§ Brief
Only lines with the word "Zdjąć" are needed; collect each of them from the listing below.

§ Data to process
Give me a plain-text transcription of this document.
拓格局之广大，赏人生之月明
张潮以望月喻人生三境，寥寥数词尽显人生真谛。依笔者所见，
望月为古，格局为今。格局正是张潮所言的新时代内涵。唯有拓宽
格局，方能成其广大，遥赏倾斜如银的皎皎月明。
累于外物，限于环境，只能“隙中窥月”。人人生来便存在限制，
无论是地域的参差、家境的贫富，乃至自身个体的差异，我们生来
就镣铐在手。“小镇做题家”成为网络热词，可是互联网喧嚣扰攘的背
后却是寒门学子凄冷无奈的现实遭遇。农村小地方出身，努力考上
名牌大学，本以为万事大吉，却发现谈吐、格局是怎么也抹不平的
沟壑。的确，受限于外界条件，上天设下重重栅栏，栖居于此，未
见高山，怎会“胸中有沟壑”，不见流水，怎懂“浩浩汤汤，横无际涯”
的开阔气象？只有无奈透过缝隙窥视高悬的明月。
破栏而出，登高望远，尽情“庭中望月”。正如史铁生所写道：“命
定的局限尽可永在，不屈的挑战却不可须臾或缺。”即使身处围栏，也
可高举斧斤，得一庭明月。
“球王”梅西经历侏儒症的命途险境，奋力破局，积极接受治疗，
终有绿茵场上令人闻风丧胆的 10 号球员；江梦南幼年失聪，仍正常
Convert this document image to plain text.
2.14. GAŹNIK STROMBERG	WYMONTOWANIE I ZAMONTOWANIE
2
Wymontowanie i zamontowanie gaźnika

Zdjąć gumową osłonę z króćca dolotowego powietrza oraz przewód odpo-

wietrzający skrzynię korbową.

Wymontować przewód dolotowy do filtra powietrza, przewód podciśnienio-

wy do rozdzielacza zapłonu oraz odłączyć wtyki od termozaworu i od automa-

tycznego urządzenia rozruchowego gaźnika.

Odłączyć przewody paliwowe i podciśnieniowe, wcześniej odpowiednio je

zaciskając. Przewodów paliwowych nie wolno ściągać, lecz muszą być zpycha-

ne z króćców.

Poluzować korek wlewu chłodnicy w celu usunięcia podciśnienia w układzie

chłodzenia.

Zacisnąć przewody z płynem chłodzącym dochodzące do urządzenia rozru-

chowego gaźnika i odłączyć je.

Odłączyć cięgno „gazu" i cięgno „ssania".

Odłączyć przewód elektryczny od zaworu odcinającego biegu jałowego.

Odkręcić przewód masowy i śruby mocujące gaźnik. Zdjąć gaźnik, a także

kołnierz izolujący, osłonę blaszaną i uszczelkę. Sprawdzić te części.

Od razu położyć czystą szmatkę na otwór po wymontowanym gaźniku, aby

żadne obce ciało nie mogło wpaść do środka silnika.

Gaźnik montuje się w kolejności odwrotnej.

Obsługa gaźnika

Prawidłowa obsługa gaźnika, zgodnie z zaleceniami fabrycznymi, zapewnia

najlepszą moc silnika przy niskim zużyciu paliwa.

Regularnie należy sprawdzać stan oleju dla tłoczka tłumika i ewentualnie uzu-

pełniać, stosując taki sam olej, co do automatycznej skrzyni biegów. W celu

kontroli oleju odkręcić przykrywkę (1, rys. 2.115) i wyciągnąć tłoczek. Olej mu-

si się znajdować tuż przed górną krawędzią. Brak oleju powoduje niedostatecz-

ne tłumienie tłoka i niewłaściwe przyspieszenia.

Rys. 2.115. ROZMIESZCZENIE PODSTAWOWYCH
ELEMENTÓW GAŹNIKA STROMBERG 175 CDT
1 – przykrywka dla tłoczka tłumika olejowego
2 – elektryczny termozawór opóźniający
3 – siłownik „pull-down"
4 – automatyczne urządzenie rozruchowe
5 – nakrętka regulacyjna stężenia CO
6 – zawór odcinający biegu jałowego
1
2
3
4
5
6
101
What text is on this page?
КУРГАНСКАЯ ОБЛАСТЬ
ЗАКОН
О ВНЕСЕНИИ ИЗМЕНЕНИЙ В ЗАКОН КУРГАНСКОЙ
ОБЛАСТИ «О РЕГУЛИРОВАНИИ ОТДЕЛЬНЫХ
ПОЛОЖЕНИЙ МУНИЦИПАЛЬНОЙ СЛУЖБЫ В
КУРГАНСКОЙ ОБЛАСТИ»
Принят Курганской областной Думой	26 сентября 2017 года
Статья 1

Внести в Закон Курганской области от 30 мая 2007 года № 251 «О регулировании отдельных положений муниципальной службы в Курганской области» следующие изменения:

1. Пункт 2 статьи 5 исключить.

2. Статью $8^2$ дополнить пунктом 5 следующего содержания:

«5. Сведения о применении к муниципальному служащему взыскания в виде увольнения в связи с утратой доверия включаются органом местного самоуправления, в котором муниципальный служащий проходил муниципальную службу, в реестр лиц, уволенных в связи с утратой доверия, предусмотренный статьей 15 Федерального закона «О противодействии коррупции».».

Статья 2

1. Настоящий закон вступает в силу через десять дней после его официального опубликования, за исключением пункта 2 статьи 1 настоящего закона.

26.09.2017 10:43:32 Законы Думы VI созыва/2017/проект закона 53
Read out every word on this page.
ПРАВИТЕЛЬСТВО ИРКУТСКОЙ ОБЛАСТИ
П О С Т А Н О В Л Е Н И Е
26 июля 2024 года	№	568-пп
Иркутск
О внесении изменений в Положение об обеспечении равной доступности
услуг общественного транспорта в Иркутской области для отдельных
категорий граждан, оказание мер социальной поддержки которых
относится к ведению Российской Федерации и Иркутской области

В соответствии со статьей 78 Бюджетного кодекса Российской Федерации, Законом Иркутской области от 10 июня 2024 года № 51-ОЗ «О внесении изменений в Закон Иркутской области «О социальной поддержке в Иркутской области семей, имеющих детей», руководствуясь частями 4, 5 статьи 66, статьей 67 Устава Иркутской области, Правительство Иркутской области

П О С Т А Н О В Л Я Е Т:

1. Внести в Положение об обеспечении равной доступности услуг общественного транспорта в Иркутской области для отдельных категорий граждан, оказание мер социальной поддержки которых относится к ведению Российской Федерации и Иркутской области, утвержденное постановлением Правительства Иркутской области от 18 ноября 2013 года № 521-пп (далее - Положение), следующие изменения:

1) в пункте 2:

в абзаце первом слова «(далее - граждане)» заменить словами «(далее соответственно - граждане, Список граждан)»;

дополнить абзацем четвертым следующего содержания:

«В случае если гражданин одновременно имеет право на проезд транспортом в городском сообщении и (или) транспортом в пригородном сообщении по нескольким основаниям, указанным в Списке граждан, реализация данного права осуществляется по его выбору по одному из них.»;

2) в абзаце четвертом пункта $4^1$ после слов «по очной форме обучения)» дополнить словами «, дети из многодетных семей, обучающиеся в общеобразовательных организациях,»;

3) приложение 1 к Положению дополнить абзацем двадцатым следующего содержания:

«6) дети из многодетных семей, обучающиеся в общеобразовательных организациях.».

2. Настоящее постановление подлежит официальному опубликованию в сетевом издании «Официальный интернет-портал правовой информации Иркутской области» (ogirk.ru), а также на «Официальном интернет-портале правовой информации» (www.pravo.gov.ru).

§ Written response
Zdjąć gumową osłonę z króćca dolotowego powietrza oraz przewód odpo-
Odkręcić przewód masowy i śruby mocujące gaźnik. Zdjąć gaźnik, a także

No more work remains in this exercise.